▶ **Problem to solve**
Gather up every line that includes the string "سلمان".

==*==

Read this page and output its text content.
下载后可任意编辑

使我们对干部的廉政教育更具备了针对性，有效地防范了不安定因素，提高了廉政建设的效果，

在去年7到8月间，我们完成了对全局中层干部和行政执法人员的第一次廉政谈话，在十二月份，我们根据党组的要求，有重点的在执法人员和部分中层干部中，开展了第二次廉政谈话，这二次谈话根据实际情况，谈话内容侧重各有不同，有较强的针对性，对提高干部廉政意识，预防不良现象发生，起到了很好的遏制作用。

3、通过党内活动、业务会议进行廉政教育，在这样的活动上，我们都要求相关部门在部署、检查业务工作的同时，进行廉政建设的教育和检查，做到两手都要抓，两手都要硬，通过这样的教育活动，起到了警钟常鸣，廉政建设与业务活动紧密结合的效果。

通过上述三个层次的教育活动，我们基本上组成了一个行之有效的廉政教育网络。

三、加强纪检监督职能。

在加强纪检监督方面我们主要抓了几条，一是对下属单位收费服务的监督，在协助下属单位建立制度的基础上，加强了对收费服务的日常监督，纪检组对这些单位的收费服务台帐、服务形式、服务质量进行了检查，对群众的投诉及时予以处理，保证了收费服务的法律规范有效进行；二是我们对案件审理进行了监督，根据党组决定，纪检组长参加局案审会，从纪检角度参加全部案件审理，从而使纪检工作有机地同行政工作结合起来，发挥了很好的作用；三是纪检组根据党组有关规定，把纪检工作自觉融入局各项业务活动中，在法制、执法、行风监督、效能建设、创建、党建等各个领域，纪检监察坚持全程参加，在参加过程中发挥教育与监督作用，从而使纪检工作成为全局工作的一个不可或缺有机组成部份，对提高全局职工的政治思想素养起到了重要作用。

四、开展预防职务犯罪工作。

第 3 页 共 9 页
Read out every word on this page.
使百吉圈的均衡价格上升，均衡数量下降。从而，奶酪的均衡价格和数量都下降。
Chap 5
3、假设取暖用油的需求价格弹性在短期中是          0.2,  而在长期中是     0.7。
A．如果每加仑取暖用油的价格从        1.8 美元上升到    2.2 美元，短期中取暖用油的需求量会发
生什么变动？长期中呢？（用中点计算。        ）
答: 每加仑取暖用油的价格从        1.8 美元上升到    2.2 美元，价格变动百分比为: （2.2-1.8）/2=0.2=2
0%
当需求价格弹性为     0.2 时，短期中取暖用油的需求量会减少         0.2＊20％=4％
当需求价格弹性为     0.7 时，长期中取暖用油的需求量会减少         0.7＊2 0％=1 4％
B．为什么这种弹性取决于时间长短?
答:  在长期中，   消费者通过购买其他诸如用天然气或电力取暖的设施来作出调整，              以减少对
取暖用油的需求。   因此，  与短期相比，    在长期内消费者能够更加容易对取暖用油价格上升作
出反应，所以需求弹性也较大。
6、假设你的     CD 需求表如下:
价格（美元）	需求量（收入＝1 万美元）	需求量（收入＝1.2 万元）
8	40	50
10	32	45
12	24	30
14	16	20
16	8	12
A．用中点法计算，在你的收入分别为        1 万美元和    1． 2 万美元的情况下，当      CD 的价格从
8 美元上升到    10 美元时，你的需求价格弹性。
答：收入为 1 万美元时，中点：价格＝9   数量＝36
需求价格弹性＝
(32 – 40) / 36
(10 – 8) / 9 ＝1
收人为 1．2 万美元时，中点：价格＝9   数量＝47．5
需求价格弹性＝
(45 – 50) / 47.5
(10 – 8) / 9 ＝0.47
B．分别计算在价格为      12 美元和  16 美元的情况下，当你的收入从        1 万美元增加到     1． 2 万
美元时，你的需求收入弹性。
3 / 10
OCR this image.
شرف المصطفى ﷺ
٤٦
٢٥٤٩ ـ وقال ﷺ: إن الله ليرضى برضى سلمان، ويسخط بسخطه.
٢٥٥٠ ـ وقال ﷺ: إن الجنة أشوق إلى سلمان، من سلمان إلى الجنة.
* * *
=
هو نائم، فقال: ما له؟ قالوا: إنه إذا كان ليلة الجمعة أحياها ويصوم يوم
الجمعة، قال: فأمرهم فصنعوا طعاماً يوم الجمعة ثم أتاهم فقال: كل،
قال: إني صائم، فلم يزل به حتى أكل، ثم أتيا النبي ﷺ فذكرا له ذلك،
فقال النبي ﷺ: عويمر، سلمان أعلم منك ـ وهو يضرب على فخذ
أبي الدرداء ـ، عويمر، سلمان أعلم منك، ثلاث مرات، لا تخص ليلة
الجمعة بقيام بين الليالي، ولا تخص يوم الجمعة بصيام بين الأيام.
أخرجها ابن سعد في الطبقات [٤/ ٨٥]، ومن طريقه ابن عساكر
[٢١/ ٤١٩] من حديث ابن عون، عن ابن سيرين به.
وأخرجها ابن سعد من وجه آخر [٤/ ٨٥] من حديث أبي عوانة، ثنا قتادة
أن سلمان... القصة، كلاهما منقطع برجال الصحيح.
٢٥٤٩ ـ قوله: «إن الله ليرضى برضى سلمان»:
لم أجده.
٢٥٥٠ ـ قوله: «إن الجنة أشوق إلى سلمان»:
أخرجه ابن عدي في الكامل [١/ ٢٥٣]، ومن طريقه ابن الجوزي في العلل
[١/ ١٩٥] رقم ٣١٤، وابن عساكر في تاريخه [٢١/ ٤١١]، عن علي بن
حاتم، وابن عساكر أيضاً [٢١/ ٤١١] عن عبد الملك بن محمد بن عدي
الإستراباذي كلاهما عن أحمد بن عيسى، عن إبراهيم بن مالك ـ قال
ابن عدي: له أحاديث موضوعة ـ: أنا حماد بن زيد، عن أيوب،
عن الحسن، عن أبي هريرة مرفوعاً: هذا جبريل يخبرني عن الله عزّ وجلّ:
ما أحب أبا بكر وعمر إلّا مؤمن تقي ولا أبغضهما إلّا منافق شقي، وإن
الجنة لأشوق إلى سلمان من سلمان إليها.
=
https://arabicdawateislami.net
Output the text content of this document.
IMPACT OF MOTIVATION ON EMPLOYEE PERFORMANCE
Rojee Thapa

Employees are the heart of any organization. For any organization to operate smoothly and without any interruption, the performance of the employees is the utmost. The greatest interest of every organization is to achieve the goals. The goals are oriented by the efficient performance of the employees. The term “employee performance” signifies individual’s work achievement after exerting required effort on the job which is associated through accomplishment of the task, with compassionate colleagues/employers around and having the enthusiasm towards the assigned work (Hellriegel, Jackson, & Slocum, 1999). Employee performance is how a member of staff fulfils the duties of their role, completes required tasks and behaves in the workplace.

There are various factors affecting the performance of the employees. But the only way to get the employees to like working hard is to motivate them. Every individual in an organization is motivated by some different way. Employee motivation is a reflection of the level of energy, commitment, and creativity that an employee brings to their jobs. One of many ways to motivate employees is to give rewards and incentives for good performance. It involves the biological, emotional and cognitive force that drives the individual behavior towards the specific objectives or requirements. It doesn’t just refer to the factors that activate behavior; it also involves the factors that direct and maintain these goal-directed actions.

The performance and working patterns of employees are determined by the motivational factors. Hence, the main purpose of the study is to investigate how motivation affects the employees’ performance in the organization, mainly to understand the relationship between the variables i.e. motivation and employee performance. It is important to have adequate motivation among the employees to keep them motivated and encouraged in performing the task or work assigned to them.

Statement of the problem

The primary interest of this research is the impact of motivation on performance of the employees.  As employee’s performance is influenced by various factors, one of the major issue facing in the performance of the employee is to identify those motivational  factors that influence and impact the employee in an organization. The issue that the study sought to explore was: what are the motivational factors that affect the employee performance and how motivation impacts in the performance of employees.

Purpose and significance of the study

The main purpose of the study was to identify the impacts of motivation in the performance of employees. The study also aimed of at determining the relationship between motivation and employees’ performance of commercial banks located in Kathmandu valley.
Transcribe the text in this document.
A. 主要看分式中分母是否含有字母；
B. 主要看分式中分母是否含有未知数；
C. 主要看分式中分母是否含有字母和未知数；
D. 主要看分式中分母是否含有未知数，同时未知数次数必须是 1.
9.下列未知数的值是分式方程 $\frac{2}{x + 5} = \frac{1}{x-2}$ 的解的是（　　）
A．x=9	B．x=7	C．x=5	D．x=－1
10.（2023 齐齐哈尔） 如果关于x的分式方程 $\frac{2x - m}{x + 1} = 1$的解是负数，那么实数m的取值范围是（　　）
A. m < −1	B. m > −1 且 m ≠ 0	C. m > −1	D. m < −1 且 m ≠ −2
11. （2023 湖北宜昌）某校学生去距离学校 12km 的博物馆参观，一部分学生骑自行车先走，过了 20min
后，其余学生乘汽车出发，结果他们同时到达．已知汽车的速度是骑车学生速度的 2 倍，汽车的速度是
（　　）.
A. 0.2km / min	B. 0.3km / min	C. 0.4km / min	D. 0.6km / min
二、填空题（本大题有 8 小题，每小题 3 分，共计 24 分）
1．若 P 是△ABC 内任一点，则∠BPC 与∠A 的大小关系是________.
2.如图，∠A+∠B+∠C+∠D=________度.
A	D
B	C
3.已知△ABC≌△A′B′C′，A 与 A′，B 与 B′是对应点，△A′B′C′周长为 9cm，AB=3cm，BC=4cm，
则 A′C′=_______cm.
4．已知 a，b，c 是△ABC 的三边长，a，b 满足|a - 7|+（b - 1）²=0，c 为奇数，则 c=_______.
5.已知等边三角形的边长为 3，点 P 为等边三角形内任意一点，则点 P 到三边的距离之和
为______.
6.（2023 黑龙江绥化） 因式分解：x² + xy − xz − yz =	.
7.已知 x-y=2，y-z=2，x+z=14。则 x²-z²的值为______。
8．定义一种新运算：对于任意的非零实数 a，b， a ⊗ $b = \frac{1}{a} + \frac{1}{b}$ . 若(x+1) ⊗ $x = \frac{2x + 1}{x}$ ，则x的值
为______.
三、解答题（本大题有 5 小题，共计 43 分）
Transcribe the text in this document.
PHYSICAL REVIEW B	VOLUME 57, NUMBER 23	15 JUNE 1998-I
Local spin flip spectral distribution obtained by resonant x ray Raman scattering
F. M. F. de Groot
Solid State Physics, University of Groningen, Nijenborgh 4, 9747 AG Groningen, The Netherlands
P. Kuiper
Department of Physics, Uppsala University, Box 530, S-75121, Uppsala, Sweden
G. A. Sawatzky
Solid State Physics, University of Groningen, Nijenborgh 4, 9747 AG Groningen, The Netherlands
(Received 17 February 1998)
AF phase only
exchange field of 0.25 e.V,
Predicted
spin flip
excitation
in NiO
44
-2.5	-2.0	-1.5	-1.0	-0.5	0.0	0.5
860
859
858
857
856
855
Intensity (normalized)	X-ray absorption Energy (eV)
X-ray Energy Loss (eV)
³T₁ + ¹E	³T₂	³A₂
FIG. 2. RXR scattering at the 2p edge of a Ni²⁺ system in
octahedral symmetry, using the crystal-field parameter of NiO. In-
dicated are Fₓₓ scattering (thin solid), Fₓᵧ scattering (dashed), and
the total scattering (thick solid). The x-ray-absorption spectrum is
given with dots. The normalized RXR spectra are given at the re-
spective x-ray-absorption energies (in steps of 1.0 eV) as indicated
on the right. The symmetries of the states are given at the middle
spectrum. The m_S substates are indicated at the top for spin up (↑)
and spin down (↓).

==*==

▶ **Exercise response**
٢٥٤٩ ـ وقال ﷺ: إن الله ليرضى برضى سلمان، ويسخط بسخطه.
٢٥٥٠ ـ وقال ﷺ: إن الجنة أشوق إلى سلمان، من سلمان إلى الجنة.
فقال النبي ﷺ: عويمر، سلمان أعلم منك ـ وهو يضرب على فخذ
أبي الدرداء ـ، عويمر، سلمان أعلم منك، ثلاث مرات، لا تخص ليلة
أن سلمان... القصة، كلاهما منقطع برجال الصحيح.
٢٥٤٩ ـ قوله: «إن الله ليرضى برضى سلمان»:
٢٥٥٠ ـ قوله: «إن الجنة أشوق إلى سلمان»:
الجنة لأشوق إلى سلمان من سلمان إليها.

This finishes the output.